Task statement >>
Please write out the passage below on Mike Nichols's television film of Angels in full, word for word.

Text block >>
::::::

One of the most moving moments in Mike Nichols's new made-for-television film of
Angels
—and one of the few moments that finds a cinematic equivalent for the ambitions of the original—comes, indeed, during the opening credits, during which the camera floats elegiacally in the air above San Francisco, then zooms through banks of woolly clouds across the continent itself, hovering briefly above Salt Lake City, St. Louis, and Chicago, to settle, finally, beside the Bethesda Fountain in New York's Central Park, a monument that not coincidentally takes the form of an angel. The shot is moving because it suggests something essential about the mighty scope both of Kushner's concerns—
few contemporary playwrights are as intellectually ambitious as this one, steeped as he is in Marx, Brecht, and Melville—and of the drama he's written, which ranges from the East Coast to Salt Lake City to Heaven itself (which, we're told, looks just like San Francisco) and includes not only gays (and not only “good” gays, either) but Jews, Mormons, blacks, and Mayflower WASPS; pill addiction, loneliness, mental illness, homelessness, sexual repression; the westward migration of Eastern European Jews to America and of Mormons to Utah; the Bayeux tapestry, Tocqueville's
Democracy in America
, the McCarthy hearings, and the decisions of Reagan's judicial appointees; invented characters—there are rabbis, drag queens, housewives, nurses, doctors, and of course angels—as well as historical figures such as Roy Cohn and Ethel Rosenberg, whose ghost, in a gesture of imaginative boldness on the playwright's part that is more or less typical, says Kaddish over the body of one of the men responsible for her execution.

::::::

Information provided >>
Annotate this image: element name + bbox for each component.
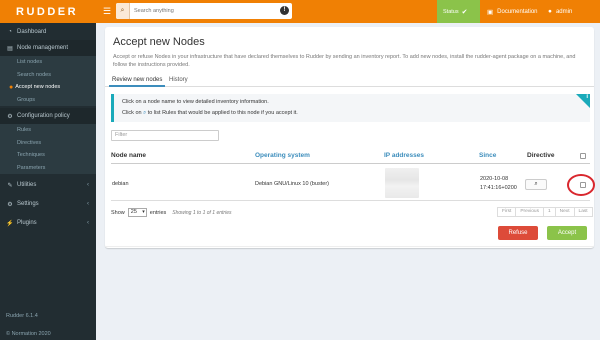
sidebar-item-list-nodes[interactable]: List nodes (0, 56, 96, 69)
sidebar-item-node-management[interactable]: ▤ Node management (0, 40, 96, 56)
page-previous-button[interactable]: Previous (515, 207, 544, 217)
sidebar-item-label: Settings (17, 201, 39, 207)
sidebar-item-label: Node management (17, 45, 69, 51)
sidebar-item-rules[interactable]: Rules (0, 124, 96, 137)
heartbeat-icon: ✔ (461, 8, 468, 16)
select-all-checkbox[interactable] (580, 153, 586, 159)
sidebar-item-label: Utilities (17, 182, 37, 188)
wrench-icon: ✎ (7, 182, 13, 189)
sidebar-item-label: Configuration policy (17, 113, 70, 119)
search-box: ⌕ ! (116, 3, 292, 19)
sidebar-item-directives[interactable]: Directives (0, 136, 96, 149)
top-bar: ☰ ⌕ ! Status ✔ ▣ Documentation ● admin (96, 0, 600, 23)
rudder-logo[interactable]: RUDDER (0, 0, 96, 23)
page-last-button[interactable]: Last (573, 207, 593, 217)
page-title: Accept new Nodes (113, 36, 205, 48)
node-since-date: 2020-10-08 (480, 176, 509, 182)
sidebar-item-label: Accept new nodes (15, 84, 61, 91)
sidebar-item-parameters[interactable]: Parameters (0, 161, 96, 174)
dashboard-icon: ◔ (8, 29, 12, 35)
sidebar: RUDDER ◔ Dashboard ▤ Node management Lis… (0, 0, 96, 340)
user-label: admin (555, 8, 573, 15)
node-name-link[interactable]: debian (112, 181, 129, 187)
info-icon: i (586, 94, 588, 100)
plug-icon: ⚡ (6, 220, 14, 227)
page-first-button[interactable]: First (497, 207, 517, 217)
tab-review-new-nodes[interactable]: Review new nodes (109, 75, 166, 87)
copyright-label: © Normation 2020 (6, 331, 51, 337)
table-row[interactable] (111, 164, 590, 201)
callout-text-a: Click on (122, 110, 142, 116)
sidebar-item-dashboard[interactable]: ◔ Dashboard (0, 24, 96, 40)
sidebar-item-label: Dashboard (17, 29, 47, 35)
sidebar-item-settings[interactable]: ⚙ Settings ‹ (0, 196, 96, 212)
show-rules-button[interactable]: ⌕ (525, 179, 547, 190)
column-header-operating-system[interactable]: Operating system (255, 152, 310, 159)
sitemap-icon: ▤ (7, 45, 13, 52)
chevron-left-icon: ‹ (87, 201, 89, 207)
menu-toggle-icon[interactable]: ☰ (101, 5, 113, 17)
callout-line-1: Click on a node name to view detailed in… (122, 99, 269, 105)
pagination: First Previous 1 Next Last (497, 207, 593, 217)
sidebar-item-label: Plugins (17, 220, 37, 226)
user-icon: ● (548, 8, 552, 15)
search-icon: ⌕ (534, 181, 538, 187)
column-header-since[interactable]: Since (479, 152, 496, 159)
refuse-button[interactable]: Refuse (498, 226, 538, 240)
accept-button[interactable]: Accept (547, 226, 587, 240)
info-icon[interactable]: ! (280, 6, 289, 15)
chevron-down-icon: ▾ (142, 209, 145, 215)
active-dot-icon: ● (9, 83, 14, 91)
highlight-circle (567, 174, 595, 196)
sidebar-item-groups[interactable]: Groups (0, 93, 96, 106)
show-label: Show (111, 209, 125, 216)
column-header-directive: Directive (527, 152, 555, 159)
footer-divider (105, 246, 594, 247)
node-os: Debian GNU/Linux 10 (buster) (255, 181, 329, 187)
cogs-icon: ⚙ (7, 113, 13, 120)
sidebar-item-search-nodes[interactable]: Search nodes (0, 68, 96, 81)
page-size-control: Show 25 ▾ entries Showing 1 to 1 of 1 ent… (111, 208, 232, 217)
filter-input[interactable]: Filter (111, 130, 219, 141)
documentation-link[interactable]: ▣ Documentation (487, 0, 538, 23)
table-info: Showing 1 to 1 of 1 entries (172, 209, 232, 216)
page-next-button[interactable]: Next (554, 207, 575, 217)
tab-bar: Review new nodes History (105, 75, 594, 87)
sidebar-item-configuration-policy[interactable]: ⚙ Configuration policy (0, 108, 96, 124)
callout-text-b: to list Rules that would be applied to t… (147, 110, 298, 116)
sidebar-item-utilities[interactable]: ✎ Utilities ‹ (0, 177, 96, 193)
column-header-node-name[interactable]: Node name (111, 152, 146, 159)
tab-history[interactable]: History (169, 75, 188, 87)
page-size-value: 25 (130, 209, 137, 215)
column-header-ip-addresses[interactable]: IP addresses (384, 152, 424, 159)
sidebar-item-plugins[interactable]: ⚡ Plugins ‹ (0, 215, 96, 231)
entries-label: entries (149, 209, 167, 216)
status-button[interactable]: Status ✔ (437, 0, 480, 23)
page-size-select[interactable]: 25 ▾ (127, 208, 147, 217)
info-callout: Click on a node name to view detailed in… (111, 94, 590, 122)
search-input[interactable] (130, 8, 270, 14)
node-since-time: 17:41:16+0200 (480, 185, 517, 191)
search-icon: ⌕ (143, 110, 147, 116)
version-label: Rudder 6.1.4 (6, 313, 38, 319)
search-icon: ⌕ (116, 3, 130, 19)
book-icon: ▣ (487, 8, 494, 16)
ip-addresses-redacted (385, 168, 419, 198)
sidebar-item-techniques[interactable]: Techniques (0, 149, 96, 162)
documentation-label: Documentation (497, 8, 538, 15)
callout-line-2: Click on ⌕ to list Rules that would be a… (122, 110, 298, 117)
gear-icon: ⚙ (7, 201, 13, 208)
user-menu[interactable]: ● admin (548, 0, 572, 23)
chevron-left-icon: ‹ (87, 220, 89, 226)
page-description: Accept or refuse Nodes in your infrastru… (113, 54, 576, 68)
status-label: Status (443, 8, 459, 15)
chevron-left-icon: ‹ (87, 182, 89, 188)
sidebar-item-accept-new-nodes[interactable]: ● Accept new nodes (0, 81, 96, 94)
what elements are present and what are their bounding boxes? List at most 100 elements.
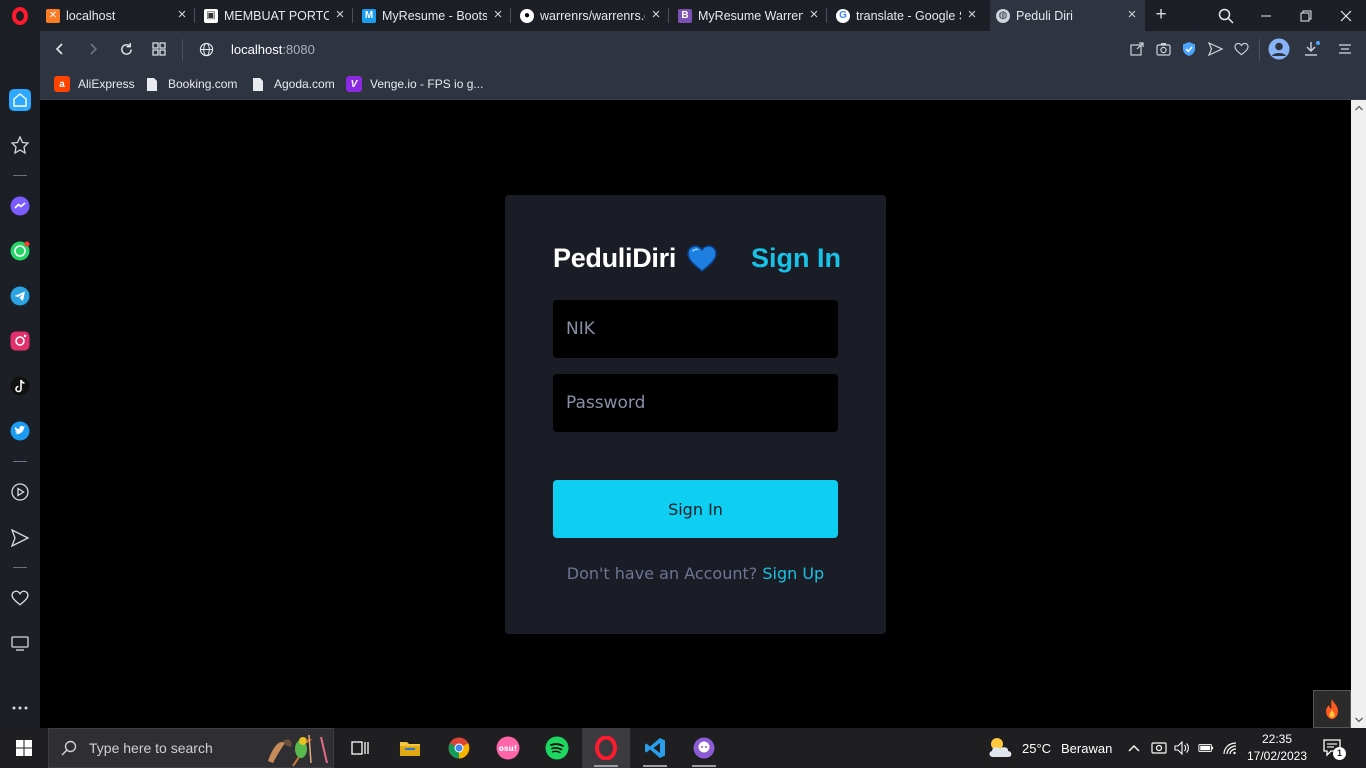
tab-membuat-portofolio[interactable]: ▣ MEMBUAT PORTOFOLIO ×: [198, 0, 353, 31]
reload-icon[interactable]: [114, 37, 138, 61]
back-icon[interactable]: [48, 37, 72, 61]
tab-title: MEMBUAT PORTOFOLIO: [224, 8, 329, 23]
my-flow-icon[interactable]: [8, 526, 32, 550]
signup-prompt-line: Don't have an Account? Sign Up: [505, 564, 886, 583]
pinboards-icon[interactable]: [8, 133, 32, 157]
github-icon: ●: [520, 8, 534, 23]
bookmark-agoda[interactable]: Agoda.com: [250, 75, 335, 93]
sign-in-button[interactable]: Sign In: [553, 480, 838, 538]
wifi-icon[interactable]: [1222, 740, 1238, 756]
tab-grid-icon[interactable]: [147, 37, 171, 61]
aliexpress-icon: a: [54, 76, 70, 92]
clock[interactable]: 22:35 17/02/2023: [1244, 730, 1310, 766]
snapshot-camera-icon[interactable]: [1153, 39, 1173, 59]
show-hidden-icons-chevron-icon[interactable]: [1126, 740, 1142, 756]
more-options-icon[interactable]: [8, 696, 32, 720]
weather-description[interactable]: Berawan: [1061, 741, 1112, 756]
player-icon[interactable]: [8, 480, 32, 504]
bootstrap-icon: B: [678, 8, 692, 23]
url-field[interactable]: localhost:8080: [231, 42, 315, 57]
weather-temperature[interactable]: 25°C: [1022, 741, 1051, 756]
scroll-down-arrow-icon[interactable]: [1351, 712, 1366, 727]
windows-start-icon[interactable]: [0, 728, 48, 768]
profile-avatar-icon[interactable]: [1268, 38, 1290, 60]
tab-title: MyResume Warren: [698, 8, 803, 23]
downloads-icon[interactable]: [1302, 39, 1322, 59]
close-window-icon[interactable]: [1326, 0, 1366, 31]
tab-translate-google[interactable]: G translate - Google Search ×: [830, 0, 985, 31]
close-tab-icon[interactable]: ×: [175, 7, 189, 22]
fire-extension-icon[interactable]: [1313, 690, 1351, 728]
page-viewport: PeduliDiri Sign In Sign In Don't have an…: [40, 100, 1351, 728]
osu-icon[interactable]: osu!: [484, 728, 532, 768]
bookmarks-heart-icon[interactable]: [8, 586, 32, 610]
close-tab-icon[interactable]: ×: [965, 7, 979, 22]
file-explorer-icon[interactable]: [386, 728, 434, 768]
password-input[interactable]: [553, 374, 838, 432]
telegram-icon[interactable]: [8, 284, 32, 308]
search-icon: [61, 740, 77, 756]
bookmark-aliexpress[interactable]: a AliExpress: [54, 75, 135, 93]
close-tab-icon[interactable]: ×: [807, 7, 821, 22]
speed-dial-home-icon[interactable]: [9, 89, 31, 111]
search-tabs-icon[interactable]: [1206, 0, 1246, 31]
vpn-shield-icon[interactable]: [1179, 39, 1199, 59]
close-tab-icon[interactable]: ×: [649, 7, 663, 22]
tab-separator: [668, 8, 669, 23]
notification-center-icon[interactable]: 1: [1320, 736, 1350, 760]
sign-up-link[interactable]: Sign Up: [762, 564, 824, 583]
new-tab-button[interactable]: +: [1151, 4, 1171, 26]
tab-github[interactable]: ● warrenrs/warrenrs.github ×: [514, 0, 669, 31]
tab-separator: [826, 8, 827, 23]
chrome-icon[interactable]: [435, 728, 483, 768]
nik-input[interactable]: [553, 300, 838, 358]
twitter-icon[interactable]: [8, 419, 32, 443]
bookmark-booking[interactable]: Booking.com: [144, 75, 237, 93]
site-info-globe-icon[interactable]: [194, 37, 218, 61]
bookmark-label: AliExpress: [78, 77, 135, 91]
task-view-icon[interactable]: [336, 728, 384, 768]
minimize-icon[interactable]: [1246, 0, 1286, 31]
weather-cloud-icon[interactable]: [986, 735, 1016, 761]
vertical-scrollbar[interactable]: [1351, 100, 1366, 728]
battery-icon[interactable]: [1198, 740, 1214, 756]
github-desktop-icon[interactable]: [680, 728, 728, 768]
instagram-icon[interactable]: [8, 329, 32, 353]
volume-icon[interactable]: [1174, 740, 1190, 756]
svg-text:osu!: osu!: [499, 744, 517, 753]
vscode-icon[interactable]: [631, 728, 679, 768]
spotify-icon[interactable]: [533, 728, 581, 768]
tab-localhost[interactable]: ✕ localhost ×: [40, 0, 195, 31]
bookmark-label: Venge.io - FPS io g...: [370, 77, 484, 91]
tab-peduli-diri[interactable]: ◍ Peduli Diri ×: [990, 0, 1145, 31]
close-tab-icon[interactable]: ×: [333, 7, 347, 22]
bookmark-venge[interactable]: V Venge.io - FPS io g...: [346, 75, 483, 93]
tab-title: warrenrs/warrenrs.github: [540, 8, 645, 23]
tiktok-icon[interactable]: [8, 374, 32, 398]
page-icon: [250, 76, 266, 92]
opera-menu-icon[interactable]: [0, 0, 40, 31]
tab-myresume-warren[interactable]: B MyResume Warren ×: [672, 0, 827, 31]
opera-taskbar-icon[interactable]: [582, 728, 630, 768]
scroll-up-arrow-icon[interactable]: [1351, 100, 1366, 115]
restore-icon[interactable]: [1286, 0, 1326, 31]
search-highlight-illustration: [268, 734, 328, 767]
tabs-history-icon[interactable]: [8, 631, 32, 655]
heart-bookmark-icon[interactable]: [1231, 39, 1251, 59]
taskbar-search-box[interactable]: Type here to search: [48, 728, 334, 768]
easy-setup-menu-icon[interactable]: [1335, 39, 1355, 59]
close-tab-icon[interactable]: ×: [491, 7, 505, 22]
share-icon[interactable]: [1127, 39, 1147, 59]
send-icon[interactable]: [1205, 39, 1225, 59]
close-tab-icon[interactable]: ×: [1125, 7, 1139, 22]
meet-now-icon[interactable]: [1151, 740, 1167, 756]
search-placeholder: Type here to search: [89, 740, 213, 756]
toolbar-divider: [1259, 39, 1260, 61]
forward-icon[interactable]: [81, 37, 105, 61]
tab-myresume-bootstrap[interactable]: M MyResume - Bootstrap ×: [356, 0, 511, 31]
tab-title: MyResume - Bootstrap: [382, 8, 487, 23]
page-icon: [144, 76, 160, 92]
messenger-icon[interactable]: [8, 194, 32, 218]
bookmark-label: Agoda.com: [274, 77, 335, 91]
whatsapp-icon[interactable]: [8, 239, 32, 263]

::::::

Complete response >>
One of the most moving moments in Mike Nichols's new made-for-television film of
Angels
—and one of the few moments that finds a cinematic equivalent for the ambitions of the original—comes, indeed, during the opening credits, during which the camera floats elegiacally in the air above San Francisco, then zooms through banks of woolly clouds across the continent itself, hovering briefly above Salt Lake City, St. Louis, and Chicago, to settle, finally, beside the Bethesda Fountain in New York's Central Park, a monument that not coincidentally takes the form of an angel. The shot is moving because it suggests something essential about the mighty scope both of Kushner's concerns—
few contemporary playwrights are as intellectually ambitious as this one, steeped as he is in Marx, Brecht, and Melville—and of the drama he's written, which ranges from the East Coast to Salt Lake City to Heaven itself (which, we're told, looks just like San Francisco) and includes not only gays (and not only “good” gays, either) but Jews, Mormons, blacks, and Mayflower WASPS; pill addiction, loneliness, mental illness, homelessness, sexual repression; the westward migration of Eastern European Jews to America and of Mormons to Utah; the Bayeux tapestry, Tocqueville's
Democracy in America
, the McCarthy hearings, and the decisions of Reagan's judicial appointees; invented characters—there are rabbis, drag queens, housewives, nurses, doctors, and of course angels—as well as historical figures such as Roy Cohn and Ethel Rosenberg, whose ghost, in a gesture of imaginative boldness on the playwright's part that is more or less typical, says Kaddish over the body of one of the men responsible for her execution.